▶ _Testo in esame_

——

In generale, su diverso versante, per mettere chi di dovere al riparo da possibili responsabilità, non sarà bastevole disporre prescrizioni a pioggia, quasi “a prescindere”, all’insegna magari di inconfessabili “non si sa mai”, “intanto io gliel’ho detto”.

Aperti al confronto.

Tuttavia – in coerenza con il vigente impianto normativo e perlomeno nei casi dove non specificamente previste, quindi per le manifestazioni in parola(si ripete, a scanso di equivoci, ex art. 18 T.U.L.P.S., ecc.) – va in ogni sede ribadito con convinzione il principio che si possa e debba essere eventualmente chiamati a giustificarsi semmai dell’imposizione ingiustificata di misure e non pure, al contrario, della loro mancata prescrizione.

Una questione, si comprenderà, di importanza vitale.

Sarebbe assai preoccupante quanto incomprensibile se, anche a causa della diffusione di indicazioni disorganiche, nell’opinione pubblica, negli ambienti giudiziari, si insinuasse erroneamente la convinzione “prima le misure!”, sorta di corollario… sovranista in tema di eventi pubblici.

Non può inoltre sottacersi, date le peculiarità e atipicità delle multiformi situazioni in argomento alle quali sono finalizzate, che le prescrizioni di cui è cenno nelle indicazioni ministeriali, come nelle medesime precisato, in quota almeno significativa paiono di non agevole standardizzazione.

Esse sono piuttosto rimesse alla discrezionalità, per non dire alla… creatività, dei soggetti deputati(pregevoli le linee-guida sperimentali elaborate dalla Prefettura di Roma, peraltro di non immediata fruibilità per ciò qui di interesse).

Se mai prevalesse l’indirizzo “prima le misure!”, vi sarebbe da scommettere che, se qualcosa dovesse poi non andare per il verso giusto, ci si potrebbe ritrovare(rectius, ci si ritroverà), per effetto della “liquidità” del quadro dispositivo di riferimento, a essere chiamati in ogni caso a rispondere per non avere saputo prevedere(!!!) e prevenire(!!!!) l’accaduto.

Dice niente la figura dell’“agente modello”?

——

▶ _Dati forniti_

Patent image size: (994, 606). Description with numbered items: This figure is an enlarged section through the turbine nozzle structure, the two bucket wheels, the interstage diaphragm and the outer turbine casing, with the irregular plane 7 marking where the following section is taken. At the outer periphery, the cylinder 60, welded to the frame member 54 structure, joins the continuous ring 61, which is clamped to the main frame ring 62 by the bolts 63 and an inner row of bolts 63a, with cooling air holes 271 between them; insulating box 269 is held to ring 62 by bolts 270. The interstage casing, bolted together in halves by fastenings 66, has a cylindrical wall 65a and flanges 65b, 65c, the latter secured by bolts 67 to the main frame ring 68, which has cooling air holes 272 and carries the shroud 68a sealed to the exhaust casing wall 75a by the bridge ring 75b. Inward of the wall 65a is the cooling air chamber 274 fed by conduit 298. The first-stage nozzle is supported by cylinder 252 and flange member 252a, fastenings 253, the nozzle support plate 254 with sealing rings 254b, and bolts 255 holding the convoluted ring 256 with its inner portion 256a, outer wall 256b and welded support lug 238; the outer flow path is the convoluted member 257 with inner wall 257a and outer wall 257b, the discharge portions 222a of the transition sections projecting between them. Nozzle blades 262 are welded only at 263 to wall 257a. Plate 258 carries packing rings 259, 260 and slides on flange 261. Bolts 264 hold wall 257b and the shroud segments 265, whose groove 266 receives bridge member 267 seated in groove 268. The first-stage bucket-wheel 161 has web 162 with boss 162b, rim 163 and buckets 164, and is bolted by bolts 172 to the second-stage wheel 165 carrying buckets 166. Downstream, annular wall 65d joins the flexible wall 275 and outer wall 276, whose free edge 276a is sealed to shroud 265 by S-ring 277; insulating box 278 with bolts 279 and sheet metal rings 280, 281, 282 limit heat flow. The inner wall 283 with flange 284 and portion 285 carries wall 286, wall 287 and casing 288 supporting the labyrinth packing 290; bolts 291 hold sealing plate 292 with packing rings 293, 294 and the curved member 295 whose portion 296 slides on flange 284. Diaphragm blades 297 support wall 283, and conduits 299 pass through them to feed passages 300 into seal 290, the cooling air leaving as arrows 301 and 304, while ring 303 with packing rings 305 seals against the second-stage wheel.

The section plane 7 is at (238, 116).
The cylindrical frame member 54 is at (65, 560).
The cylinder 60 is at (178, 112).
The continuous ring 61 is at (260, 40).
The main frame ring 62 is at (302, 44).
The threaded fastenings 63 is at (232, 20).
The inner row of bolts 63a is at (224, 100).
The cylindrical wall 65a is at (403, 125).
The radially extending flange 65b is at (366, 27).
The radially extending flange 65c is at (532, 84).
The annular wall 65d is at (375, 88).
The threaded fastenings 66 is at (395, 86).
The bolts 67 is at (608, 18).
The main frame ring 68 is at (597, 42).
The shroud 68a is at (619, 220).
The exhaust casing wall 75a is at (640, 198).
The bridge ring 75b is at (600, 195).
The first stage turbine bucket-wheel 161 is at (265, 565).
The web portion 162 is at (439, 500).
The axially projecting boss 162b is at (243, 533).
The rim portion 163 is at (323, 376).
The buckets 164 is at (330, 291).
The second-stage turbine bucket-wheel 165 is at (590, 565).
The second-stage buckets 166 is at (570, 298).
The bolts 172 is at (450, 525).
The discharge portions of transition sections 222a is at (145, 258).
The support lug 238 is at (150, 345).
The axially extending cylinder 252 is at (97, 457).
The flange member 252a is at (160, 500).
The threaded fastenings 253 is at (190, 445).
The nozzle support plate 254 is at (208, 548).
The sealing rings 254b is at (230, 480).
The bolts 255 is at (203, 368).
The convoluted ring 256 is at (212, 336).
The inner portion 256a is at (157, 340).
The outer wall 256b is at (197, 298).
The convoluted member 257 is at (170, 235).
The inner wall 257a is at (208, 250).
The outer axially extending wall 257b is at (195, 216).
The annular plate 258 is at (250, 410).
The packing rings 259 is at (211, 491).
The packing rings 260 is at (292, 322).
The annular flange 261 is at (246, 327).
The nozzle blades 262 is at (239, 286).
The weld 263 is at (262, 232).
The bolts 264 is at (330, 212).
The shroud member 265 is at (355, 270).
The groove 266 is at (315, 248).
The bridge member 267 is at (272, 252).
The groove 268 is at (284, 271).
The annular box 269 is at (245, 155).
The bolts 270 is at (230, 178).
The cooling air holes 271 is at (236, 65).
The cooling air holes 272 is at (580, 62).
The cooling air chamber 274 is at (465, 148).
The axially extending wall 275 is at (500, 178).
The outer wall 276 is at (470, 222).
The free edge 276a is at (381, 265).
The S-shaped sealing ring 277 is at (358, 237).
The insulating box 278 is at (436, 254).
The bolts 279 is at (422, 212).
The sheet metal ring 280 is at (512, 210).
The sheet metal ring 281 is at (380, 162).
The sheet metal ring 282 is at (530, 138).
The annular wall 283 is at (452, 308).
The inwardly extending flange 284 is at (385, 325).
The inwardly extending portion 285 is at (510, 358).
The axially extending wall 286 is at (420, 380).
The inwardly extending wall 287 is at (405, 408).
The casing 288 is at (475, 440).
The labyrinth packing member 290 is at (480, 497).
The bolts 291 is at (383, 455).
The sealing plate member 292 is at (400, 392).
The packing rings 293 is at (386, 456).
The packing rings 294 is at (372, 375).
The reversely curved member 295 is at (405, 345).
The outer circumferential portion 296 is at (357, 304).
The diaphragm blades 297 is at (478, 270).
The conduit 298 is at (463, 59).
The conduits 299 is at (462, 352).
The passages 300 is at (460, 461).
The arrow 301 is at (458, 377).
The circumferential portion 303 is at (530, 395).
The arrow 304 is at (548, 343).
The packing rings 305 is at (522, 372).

——

▶ _Cosa fare_
Trascrivi fedelmente, dal testo sulle prescrizioni per gli eventi pubblici, il passo che si apre con le parole contenenti "Tuttavia – in" e si chiude con "loro mancata prescrizione.".

▶ _Soluzione_
Tuttavia – in coerenza con il vigente impianto normativo e perlomeno nei casi dove non specificamente previste, quindi per le manifestazioni in parola(si ripete, a scanso di equivoci, ex art. 18 T.U.L.P.S., ecc.) – va in ogni sede ribadito con convinzione il principio che si possa e debba essere eventualmente chiamati a giustificarsi semmai dell’imposizione ingiustificata di misure e non pure, al contrario, della loro mancata prescrizione.